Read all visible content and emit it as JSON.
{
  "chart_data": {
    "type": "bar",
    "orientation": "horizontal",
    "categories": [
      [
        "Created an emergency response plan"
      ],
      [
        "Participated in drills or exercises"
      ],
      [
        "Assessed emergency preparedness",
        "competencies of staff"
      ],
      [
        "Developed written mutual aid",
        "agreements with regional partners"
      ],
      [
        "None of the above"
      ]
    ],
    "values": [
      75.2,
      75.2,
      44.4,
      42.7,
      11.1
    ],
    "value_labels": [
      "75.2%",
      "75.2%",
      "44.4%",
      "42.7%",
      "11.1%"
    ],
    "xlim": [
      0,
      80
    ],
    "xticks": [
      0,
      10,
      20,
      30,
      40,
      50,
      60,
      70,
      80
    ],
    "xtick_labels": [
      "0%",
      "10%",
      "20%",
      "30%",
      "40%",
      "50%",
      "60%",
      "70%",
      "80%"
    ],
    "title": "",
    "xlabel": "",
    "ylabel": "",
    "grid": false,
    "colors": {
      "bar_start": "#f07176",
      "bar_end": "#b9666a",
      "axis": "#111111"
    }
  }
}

-=-=-

Task brief: Filter out all lines lacking the word "emergency" and copy the rest.

The output:
        "Created an emergency response plan"
        "Assessed emergency preparedness",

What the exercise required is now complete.